- _TASK_: Reproduce all entries precisely as they are written.

* start DATA EXTRACT *

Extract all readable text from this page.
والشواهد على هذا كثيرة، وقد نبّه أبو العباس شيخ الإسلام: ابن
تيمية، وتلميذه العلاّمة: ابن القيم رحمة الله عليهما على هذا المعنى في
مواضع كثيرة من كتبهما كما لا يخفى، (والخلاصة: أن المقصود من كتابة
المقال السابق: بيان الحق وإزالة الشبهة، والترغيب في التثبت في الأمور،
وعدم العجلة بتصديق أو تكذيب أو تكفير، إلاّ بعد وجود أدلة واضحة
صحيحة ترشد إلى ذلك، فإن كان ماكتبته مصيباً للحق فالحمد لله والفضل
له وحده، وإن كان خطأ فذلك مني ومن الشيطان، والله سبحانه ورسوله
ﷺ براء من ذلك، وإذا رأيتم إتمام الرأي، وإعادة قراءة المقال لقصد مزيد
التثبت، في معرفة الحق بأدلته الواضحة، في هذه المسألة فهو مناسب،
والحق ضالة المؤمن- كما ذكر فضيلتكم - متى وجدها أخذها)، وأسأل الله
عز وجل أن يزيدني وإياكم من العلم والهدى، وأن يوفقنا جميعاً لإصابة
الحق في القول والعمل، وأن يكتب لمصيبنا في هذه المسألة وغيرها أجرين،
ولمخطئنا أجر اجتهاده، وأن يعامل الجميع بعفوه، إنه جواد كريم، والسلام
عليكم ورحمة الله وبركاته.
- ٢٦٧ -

* end DATA EXTRACT *

- _FULL ANSWER_:
Extract all readable text from this page.
والشواهد على هذا كثيرة، وقد نبّه أبو العباس شيخ الإسلام: ابن
تيمية، وتلميذه العلاّمة: ابن القيم رحمة الله عليهما على هذا المعنى في
مواضع كثيرة من كتبهما كما لا يخفى، (والخلاصة: أن المقصود من كتابة
المقال السابق: بيان الحق وإزالة الشبهة، والترغيب في التثبت في الأمور،
وعدم العجلة بتصديق أو تكذيب أو تكفير، إلاّ بعد وجود أدلة واضحة
صحيحة ترشد إلى ذلك، فإن كان ماكتبته مصيباً للحق فالحمد لله والفضل
له وحده، وإن كان خطأ فذلك مني ومن الشيطان، والله سبحانه ورسوله
ﷺ براء من ذلك، وإذا رأيتم إتمام الرأي، وإعادة قراءة المقال لقصد مزيد
التثبت، في معرفة الحق بأدلته الواضحة، في هذه المسألة فهو مناسب،
والحق ضالة المؤمن- كما ذكر فضيلتكم - متى وجدها أخذها)، وأسأل الله
عز وجل أن يزيدني وإياكم من العلم والهدى، وأن يوفقنا جميعاً لإصابة
الحق في القول والعمل، وأن يكتب لمصيبنا في هذه المسألة وغيرها أجرين،
ولمخطئنا أجر اجتهاده، وأن يعامل الجميع بعفوه، إنه جواد كريم، والسلام
عليكم ورحمة الله وبركاته.
- ٢٦٧ -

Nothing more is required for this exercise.